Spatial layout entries
┄┄┄┄┄┄┄┄┄┄┄┄┄┄┄┄┄┄┄┄

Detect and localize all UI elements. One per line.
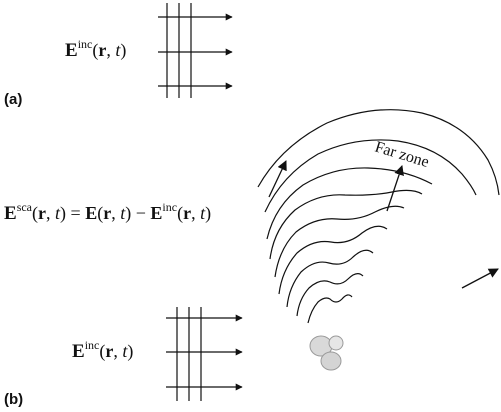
wavefront-arc bbox=[296, 273, 364, 317]
wavefront-arc bbox=[286, 249, 374, 308]
wavefront-arc bbox=[257, 109, 500, 196]
scatterer-particles bbox=[309, 335, 344, 371]
outward-arrow bbox=[461, 268, 499, 289]
field-args: (r, t) bbox=[92, 40, 126, 61]
field-symbol: E bbox=[65, 40, 78, 61]
panel-label-a: (a) bbox=[4, 91, 22, 108]
wavefront-arc bbox=[307, 294, 353, 324]
field-superscript: inc bbox=[78, 37, 93, 51]
incident-wave-grid-a bbox=[158, 3, 233, 98]
panel-a: Einc(r, t) (a) bbox=[4, 3, 233, 108]
wavefront-arc bbox=[264, 139, 477, 213]
incident-field-label-b: Einc(r, t) bbox=[72, 338, 133, 362]
incident-wave-grid-b bbox=[166, 307, 243, 401]
wavefront-arc bbox=[269, 189, 423, 260]
wavefront-arc bbox=[266, 167, 433, 240]
field-superscript: inc bbox=[85, 338, 100, 352]
scatterer-blob bbox=[328, 335, 344, 351]
scattered-field-equation: Esca(r, t) = E(r, t) − Einc(r, t) bbox=[4, 200, 211, 224]
panel-label-b: (b) bbox=[4, 391, 23, 408]
outward-arrow bbox=[386, 165, 404, 212]
scattered-superscript: sca bbox=[17, 200, 33, 214]
scattered-wavefronts bbox=[257, 109, 500, 324]
wavefront-arc bbox=[278, 225, 388, 295]
panel-b: Esca(r, t) = E(r, t) − Einc(r, t) Far zo… bbox=[4, 109, 500, 408]
incident-field-label-a: Einc(r, t) bbox=[65, 37, 126, 61]
outward-arrow bbox=[268, 160, 287, 198]
scatterer-blob bbox=[320, 351, 342, 371]
field-symbol: E bbox=[72, 341, 85, 362]
far-zone-arrows bbox=[268, 160, 499, 289]
field-args: (r, t) bbox=[99, 341, 133, 362]
wavefront-arc bbox=[274, 205, 405, 278]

┄┄┄┄┄┄┄┄┄┄┄┄┄┄┄┄┄┄┄┄

TASK TO COMPLETE => Please reproduce the data above line for line, leaving out the pictures.

WORKED SOLUTION =>
Detect and localize all UI elements. One per line.
wavefront-arc bbox=[296, 273, 364, 317]
wavefront-arc bbox=[286, 249, 374, 308]
wavefront-arc bbox=[257, 109, 500, 196]
scatterer-particles bbox=[309, 335, 344, 371]
outward-arrow bbox=[461, 268, 499, 289]
field-args: (r, t) bbox=[92, 40, 126, 61]
field-symbol: E bbox=[65, 40, 78, 61]
panel-label-a: (a) bbox=[4, 91, 22, 108]
wavefront-arc bbox=[307, 294, 353, 324]
field-superscript: inc bbox=[78, 37, 93, 51]
incident-wave-grid-a bbox=[158, 3, 233, 98]
panel-a: Einc(r, t) (a) bbox=[4, 3, 233, 108]
wavefront-arc bbox=[264, 139, 477, 213]
incident-field-label-b: Einc(r, t) bbox=[72, 338, 133, 362]
incident-wave-grid-b bbox=[166, 307, 243, 401]
wavefront-arc bbox=[269, 189, 423, 260]
wavefront-arc bbox=[266, 167, 433, 240]
field-superscript: inc bbox=[85, 338, 100, 352]
scatterer-blob bbox=[328, 335, 344, 351]
scattered-field-equation: Esca(r, t) = E(r, t) − Einc(r, t) bbox=[4, 200, 211, 224]
panel-label-b: (b) bbox=[4, 391, 23, 408]
outward-arrow bbox=[386, 165, 404, 212]
scattered-superscript: sca bbox=[17, 200, 33, 214]
scattered-wavefronts bbox=[257, 109, 500, 324]
wavefront-arc bbox=[278, 225, 388, 295]
panel-b: Esca(r, t) = E(r, t) − Einc(r, t) Far zo… bbox=[4, 109, 500, 408]
incident-field-label-a: Einc(r, t) bbox=[65, 37, 126, 61]
outward-arrow bbox=[268, 160, 287, 198]
scatterer-blob bbox=[320, 351, 342, 371]
field-symbol: E bbox=[72, 341, 85, 362]
far-zone-arrows bbox=[268, 160, 499, 289]
field-args: (r, t) bbox=[99, 341, 133, 362]
wavefront-arc bbox=[274, 205, 405, 278]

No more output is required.